> REQUIREMENTS:
Copy every line of the following data that includes the string "EOMIN".

> RAW DATA:
────────────────

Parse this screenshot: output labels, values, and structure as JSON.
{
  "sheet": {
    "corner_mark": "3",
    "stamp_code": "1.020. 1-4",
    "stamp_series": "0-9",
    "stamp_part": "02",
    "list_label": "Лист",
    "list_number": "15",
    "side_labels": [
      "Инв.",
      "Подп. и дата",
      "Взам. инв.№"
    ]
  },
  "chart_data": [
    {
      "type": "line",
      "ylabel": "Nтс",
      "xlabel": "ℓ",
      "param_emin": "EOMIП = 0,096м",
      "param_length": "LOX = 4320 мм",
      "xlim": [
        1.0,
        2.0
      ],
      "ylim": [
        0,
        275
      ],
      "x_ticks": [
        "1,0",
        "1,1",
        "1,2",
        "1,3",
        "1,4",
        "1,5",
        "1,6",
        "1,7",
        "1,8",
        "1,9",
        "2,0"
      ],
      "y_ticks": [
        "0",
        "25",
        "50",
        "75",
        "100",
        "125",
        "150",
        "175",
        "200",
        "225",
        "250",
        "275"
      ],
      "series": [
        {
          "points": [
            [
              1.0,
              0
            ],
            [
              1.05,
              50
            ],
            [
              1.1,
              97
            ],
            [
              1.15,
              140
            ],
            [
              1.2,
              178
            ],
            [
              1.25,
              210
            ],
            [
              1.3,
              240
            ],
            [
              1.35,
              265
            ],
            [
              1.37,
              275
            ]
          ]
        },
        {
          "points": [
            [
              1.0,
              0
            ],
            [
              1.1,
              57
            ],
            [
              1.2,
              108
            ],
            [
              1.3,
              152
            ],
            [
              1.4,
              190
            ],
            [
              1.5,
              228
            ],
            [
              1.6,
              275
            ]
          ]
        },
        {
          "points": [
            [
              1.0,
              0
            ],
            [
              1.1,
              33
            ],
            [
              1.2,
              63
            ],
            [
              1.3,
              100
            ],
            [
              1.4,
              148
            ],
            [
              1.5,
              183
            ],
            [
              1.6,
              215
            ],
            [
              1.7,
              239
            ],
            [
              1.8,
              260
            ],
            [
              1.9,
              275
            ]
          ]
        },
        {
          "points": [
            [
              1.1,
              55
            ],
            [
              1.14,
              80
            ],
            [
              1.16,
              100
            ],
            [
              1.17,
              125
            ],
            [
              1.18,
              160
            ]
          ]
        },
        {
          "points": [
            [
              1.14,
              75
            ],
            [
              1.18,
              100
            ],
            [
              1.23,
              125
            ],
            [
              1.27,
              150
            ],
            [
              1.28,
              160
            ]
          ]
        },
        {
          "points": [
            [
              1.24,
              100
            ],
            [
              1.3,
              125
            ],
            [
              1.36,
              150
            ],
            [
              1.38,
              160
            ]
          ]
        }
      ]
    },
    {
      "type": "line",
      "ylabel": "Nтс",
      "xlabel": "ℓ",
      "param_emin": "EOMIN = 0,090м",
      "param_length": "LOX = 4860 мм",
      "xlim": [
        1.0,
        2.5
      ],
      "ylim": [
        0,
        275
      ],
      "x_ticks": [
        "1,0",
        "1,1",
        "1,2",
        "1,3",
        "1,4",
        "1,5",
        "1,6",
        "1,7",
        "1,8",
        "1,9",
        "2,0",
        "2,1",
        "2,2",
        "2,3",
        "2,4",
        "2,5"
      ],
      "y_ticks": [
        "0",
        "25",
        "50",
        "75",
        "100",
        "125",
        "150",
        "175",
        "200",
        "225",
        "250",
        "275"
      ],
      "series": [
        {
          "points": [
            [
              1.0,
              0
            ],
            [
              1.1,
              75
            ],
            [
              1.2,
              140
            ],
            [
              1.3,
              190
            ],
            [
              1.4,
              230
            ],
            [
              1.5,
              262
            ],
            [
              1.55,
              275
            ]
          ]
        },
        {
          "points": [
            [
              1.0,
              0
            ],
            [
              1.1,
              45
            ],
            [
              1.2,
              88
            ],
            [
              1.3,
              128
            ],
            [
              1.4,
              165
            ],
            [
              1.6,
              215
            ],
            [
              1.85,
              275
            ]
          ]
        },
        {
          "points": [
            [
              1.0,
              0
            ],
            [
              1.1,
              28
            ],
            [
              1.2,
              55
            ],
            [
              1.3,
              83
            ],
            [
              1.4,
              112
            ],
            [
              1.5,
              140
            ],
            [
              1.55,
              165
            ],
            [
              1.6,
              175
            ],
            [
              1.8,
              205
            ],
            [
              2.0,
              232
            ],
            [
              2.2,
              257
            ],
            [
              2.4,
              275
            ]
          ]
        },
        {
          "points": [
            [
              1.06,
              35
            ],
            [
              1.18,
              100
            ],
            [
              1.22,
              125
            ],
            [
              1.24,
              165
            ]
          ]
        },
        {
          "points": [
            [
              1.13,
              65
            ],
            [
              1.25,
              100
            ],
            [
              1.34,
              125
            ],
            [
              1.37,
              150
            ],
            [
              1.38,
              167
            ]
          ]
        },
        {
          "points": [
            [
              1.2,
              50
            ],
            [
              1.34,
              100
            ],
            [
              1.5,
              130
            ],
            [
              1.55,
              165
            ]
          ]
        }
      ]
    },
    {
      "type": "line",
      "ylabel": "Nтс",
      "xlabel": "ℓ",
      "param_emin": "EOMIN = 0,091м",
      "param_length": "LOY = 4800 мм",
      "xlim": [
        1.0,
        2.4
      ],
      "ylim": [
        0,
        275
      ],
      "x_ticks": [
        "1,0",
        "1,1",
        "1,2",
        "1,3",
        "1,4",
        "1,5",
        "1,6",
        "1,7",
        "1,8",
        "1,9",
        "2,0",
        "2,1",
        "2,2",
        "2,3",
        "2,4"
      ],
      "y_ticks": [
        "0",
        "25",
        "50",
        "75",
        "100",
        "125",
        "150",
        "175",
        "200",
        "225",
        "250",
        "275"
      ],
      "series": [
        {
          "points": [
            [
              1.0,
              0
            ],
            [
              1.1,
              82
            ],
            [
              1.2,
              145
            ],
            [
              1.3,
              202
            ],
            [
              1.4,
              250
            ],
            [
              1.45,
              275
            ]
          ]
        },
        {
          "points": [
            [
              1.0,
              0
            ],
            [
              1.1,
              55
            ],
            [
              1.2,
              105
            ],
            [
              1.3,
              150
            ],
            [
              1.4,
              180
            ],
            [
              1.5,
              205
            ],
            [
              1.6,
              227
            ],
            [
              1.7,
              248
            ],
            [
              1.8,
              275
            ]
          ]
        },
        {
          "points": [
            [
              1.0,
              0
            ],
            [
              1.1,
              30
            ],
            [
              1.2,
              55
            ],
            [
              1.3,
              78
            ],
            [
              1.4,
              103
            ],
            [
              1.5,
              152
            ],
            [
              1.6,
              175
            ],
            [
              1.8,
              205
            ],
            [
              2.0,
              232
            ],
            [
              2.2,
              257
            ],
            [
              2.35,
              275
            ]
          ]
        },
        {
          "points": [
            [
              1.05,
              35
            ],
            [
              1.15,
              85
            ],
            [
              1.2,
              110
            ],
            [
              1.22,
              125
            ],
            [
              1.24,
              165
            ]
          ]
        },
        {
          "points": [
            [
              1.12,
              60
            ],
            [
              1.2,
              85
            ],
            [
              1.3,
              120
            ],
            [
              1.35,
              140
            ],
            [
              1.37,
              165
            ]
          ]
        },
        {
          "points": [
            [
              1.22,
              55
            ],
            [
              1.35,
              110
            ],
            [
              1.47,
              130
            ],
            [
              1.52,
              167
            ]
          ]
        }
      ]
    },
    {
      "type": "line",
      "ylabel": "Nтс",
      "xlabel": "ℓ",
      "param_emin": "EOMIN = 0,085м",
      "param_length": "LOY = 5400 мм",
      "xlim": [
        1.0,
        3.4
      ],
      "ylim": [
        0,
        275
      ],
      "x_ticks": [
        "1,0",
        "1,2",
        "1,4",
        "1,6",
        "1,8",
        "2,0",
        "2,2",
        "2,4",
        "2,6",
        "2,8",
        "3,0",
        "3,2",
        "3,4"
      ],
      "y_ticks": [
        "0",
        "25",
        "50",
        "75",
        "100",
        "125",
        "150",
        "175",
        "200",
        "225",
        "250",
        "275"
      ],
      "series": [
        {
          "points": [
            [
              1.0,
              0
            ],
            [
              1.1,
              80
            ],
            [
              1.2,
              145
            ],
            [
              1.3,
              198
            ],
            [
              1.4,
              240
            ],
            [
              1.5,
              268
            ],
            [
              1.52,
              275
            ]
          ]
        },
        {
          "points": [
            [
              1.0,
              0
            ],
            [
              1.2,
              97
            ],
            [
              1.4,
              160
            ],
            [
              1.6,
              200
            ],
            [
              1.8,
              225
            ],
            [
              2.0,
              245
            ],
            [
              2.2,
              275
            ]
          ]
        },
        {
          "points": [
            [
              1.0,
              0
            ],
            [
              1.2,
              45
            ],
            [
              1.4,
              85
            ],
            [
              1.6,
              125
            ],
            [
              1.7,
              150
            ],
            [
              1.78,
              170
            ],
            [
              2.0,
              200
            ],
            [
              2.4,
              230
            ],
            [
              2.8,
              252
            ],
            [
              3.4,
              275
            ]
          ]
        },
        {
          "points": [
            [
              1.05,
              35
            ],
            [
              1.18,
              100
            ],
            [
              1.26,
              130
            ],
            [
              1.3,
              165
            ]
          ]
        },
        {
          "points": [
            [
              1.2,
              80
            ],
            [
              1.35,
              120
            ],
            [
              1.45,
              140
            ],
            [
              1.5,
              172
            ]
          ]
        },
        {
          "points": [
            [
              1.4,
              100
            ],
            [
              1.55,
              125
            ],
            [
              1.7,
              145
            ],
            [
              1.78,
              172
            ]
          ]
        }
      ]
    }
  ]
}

────────────────

> THE ANSWER:
      "param_emin": "EOMIN = 0,090м",
      "param_emin": "EOMIN = 0,091м",
      "param_emin": "EOMIN = 0,085м",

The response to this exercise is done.